# Challenge:
Return the lines below that carry the word "Notation".

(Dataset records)

++++++

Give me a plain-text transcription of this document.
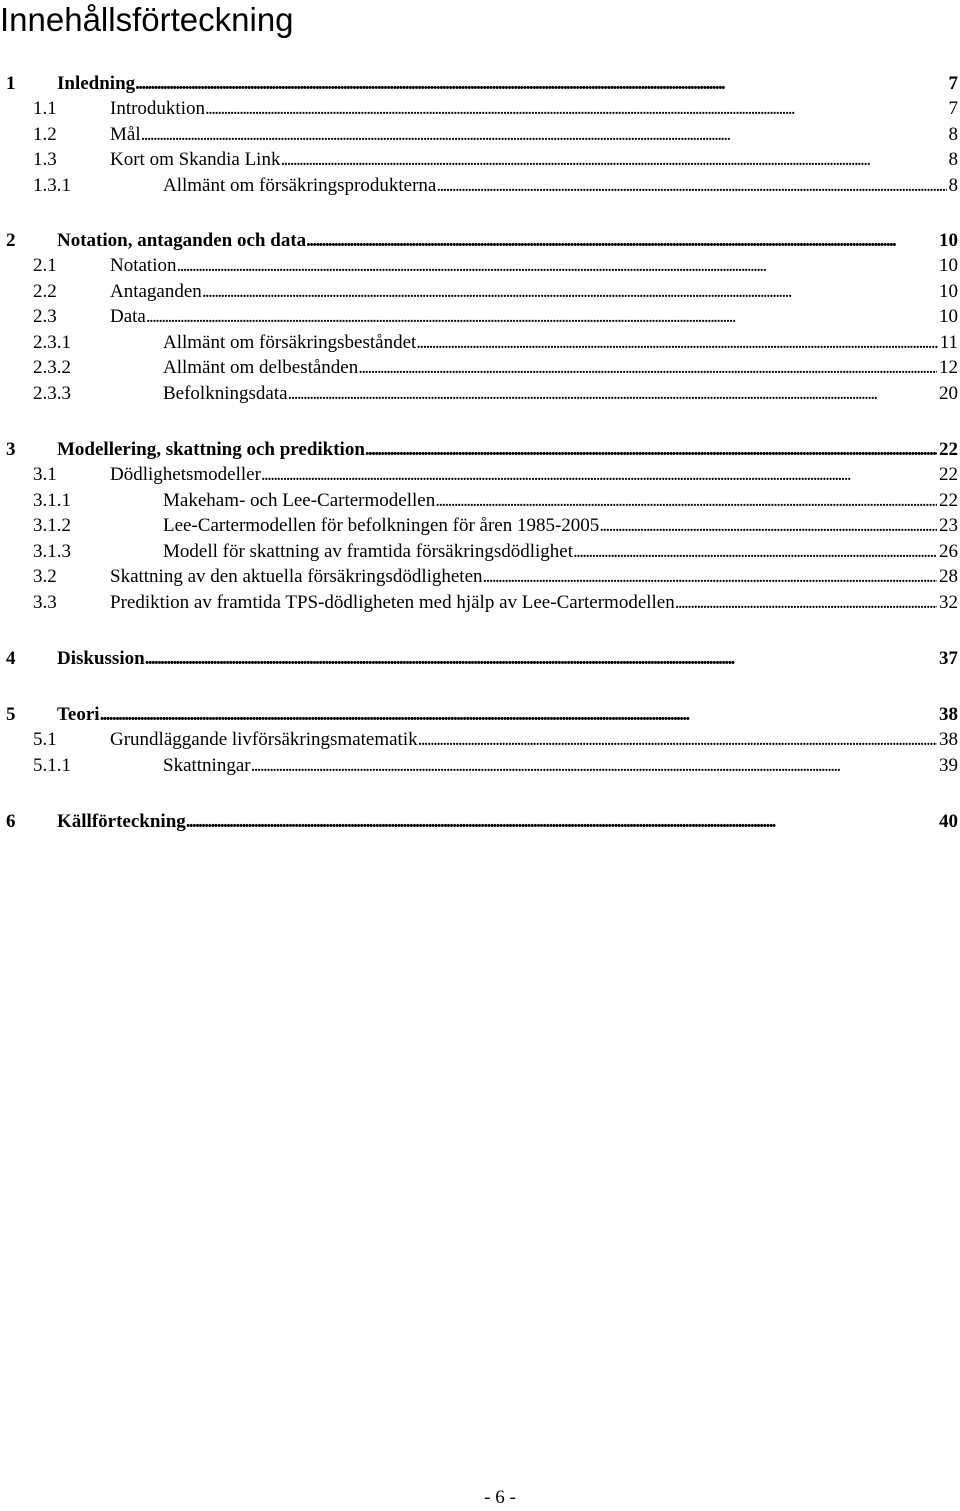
Innehållsförteckning
1 Inledning . . .	7
1.1	Introduktion . . .	7
1.2	Mål . . .	8
1.3	Kort om Skandia Link . . .	8
1.3.1	Allmänt om försäkringsprodukterna . . .	8
2 Notation, antaganden och data . . .	10
2.1	Notation . . .	10
2.2	Antaganden . . .	10
2.3	Data . . .	10
2.3.1	Allmänt om försäkringsbeståndet . . .	11
2.3.2	Allmänt om delbestånden . . .	12
2.3.3	Befolkningsdata . . .	20
3 Modellering, skattning och prediktion . . .	22
3.1	Dödlighetsmodeller . . .	22
3.1.1	Makeham- och Lee-Cartermodellen . . .	22
3.1.2	Lee-Cartermodellen för befolkningen för åren 1985-2005 . . .	23
3.1.3	Modell för skattning av framtida försäkringsdödlighet . . .	26
3.2	Skattning av den aktuella försäkringsdödligheten . . .	28
3.3	Prediktion av framtida TPS-dödligheten med hjälp av Lee-Cartermodellen . . .	32
4 Diskussion . . .	37
5 Teori . . .	38
5.1	Grundläggande livförsäkringsmatematik . . .	38
5.1.1	Skattningar . . .	39
6 Källförteckning . . .	40
- 6 -
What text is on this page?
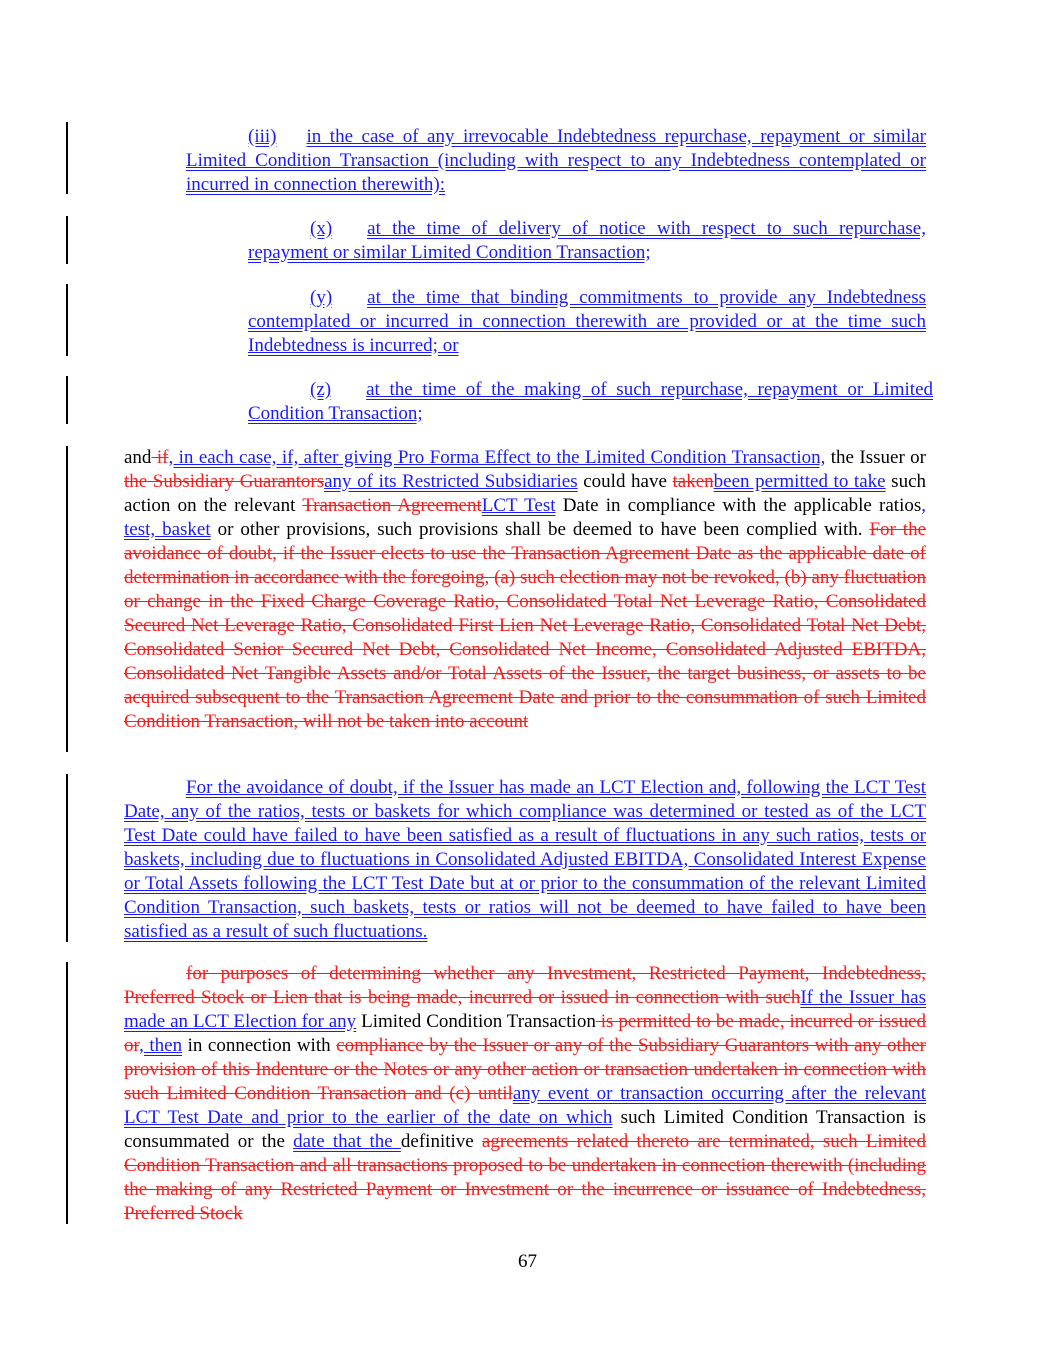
(iii) in the case of any irrevocable Indebtedness repurchase, repayment or similar Limited Condition Transaction (including with respect to any Indebtedness contemplated or incurred in connection therewith):

(x) at the time of delivery of notice with respect to such repurchase, repayment or similar Limited Condition Transaction;

(y) at the time that binding commitments to provide any Indebtedness contemplated or incurred in connection therewith are provided or at the time such Indebtedness is incurred; or

(z) at the time of the making of such repurchase, repayment or Limited Condition Transaction;

and if, in each case, if, after giving Pro Forma Effect to the Limited Condition Transaction, the Issuer or the Subsidiary Guarantorsany of its Restricted Subsidiaries could have takenbeen permitted to take such action on the relevant Transaction AgreementLCT Test Date in compliance with the applicable ratios, test, basket or other provisions, such provisions shall be deemed to have been complied with. For the avoidance of doubt, if the Issuer elects to use the Transaction Agreement Date as the applicable date of determination in accordance with the foregoing, (a) such election may not be revoked, (b) any fluctuation or change in the Fixed Charge Coverage Ratio, Consolidated Total Net Leverage Ratio, Consolidated Secured Net Leverage Ratio, Consolidated First Lien Net Leverage Ratio, Consolidated Total Net Debt, Consolidated Senior Secured Net Debt, Consolidated Net Income, Consolidated Adjusted EBITDA, Consolidated Net Tangible Assets and/or Total Assets of the Issuer, the target business, or assets to be acquired subsequent to the Transaction Agreement Date and prior to the consummation of such Limited Condition Transaction, will not be taken into account

For the avoidance of doubt, if the Issuer has made an LCT Election and, following the LCT Test Date, any of the ratios, tests or baskets for which compliance was determined or tested as of the LCT Test Date could have failed to have been satisfied as a result of fluctuations in any such ratios, tests or baskets, including due to fluctuations in Consolidated Adjusted EBITDA, Consolidated Interest Expense or Total Assets following the LCT Test Date but at or prior to the consummation of the relevant Limited Condition Transaction, such baskets, tests or ratios will not be deemed to have failed to have been satisfied as a result of such fluctuations.

for purposes of determining whether any Investment, Restricted Payment, Indebtedness, Preferred Stock or Lien that is being made, incurred or issued in connection with suchIf the Issuer has made an LCT Election for any Limited Condition Transaction is permitted to be made, incurred or issued or, then in connection with compliance by the Issuer or any of the Subsidiary Guarantors with any other provision of this Indenture or the Notes or any other action or transaction undertaken in connection with such Limited Condition Transaction and (c) untilany event or transaction occurring after the relevant LCT Test Date and prior to the earlier of the date on which such Limited Condition Transaction is consummated or the date that the definitive agreements related thereto are terminated, such Limited Condition Transaction and all transactions proposed to be undertaken in connection therewith (including the making of any Restricted Payment or Investment or the incurrence or issuance of Indebtedness, Preferred Stock

67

++++++

# The response:
2 Notation, antaganden och data . . .	10
2.1	Notation . . .	10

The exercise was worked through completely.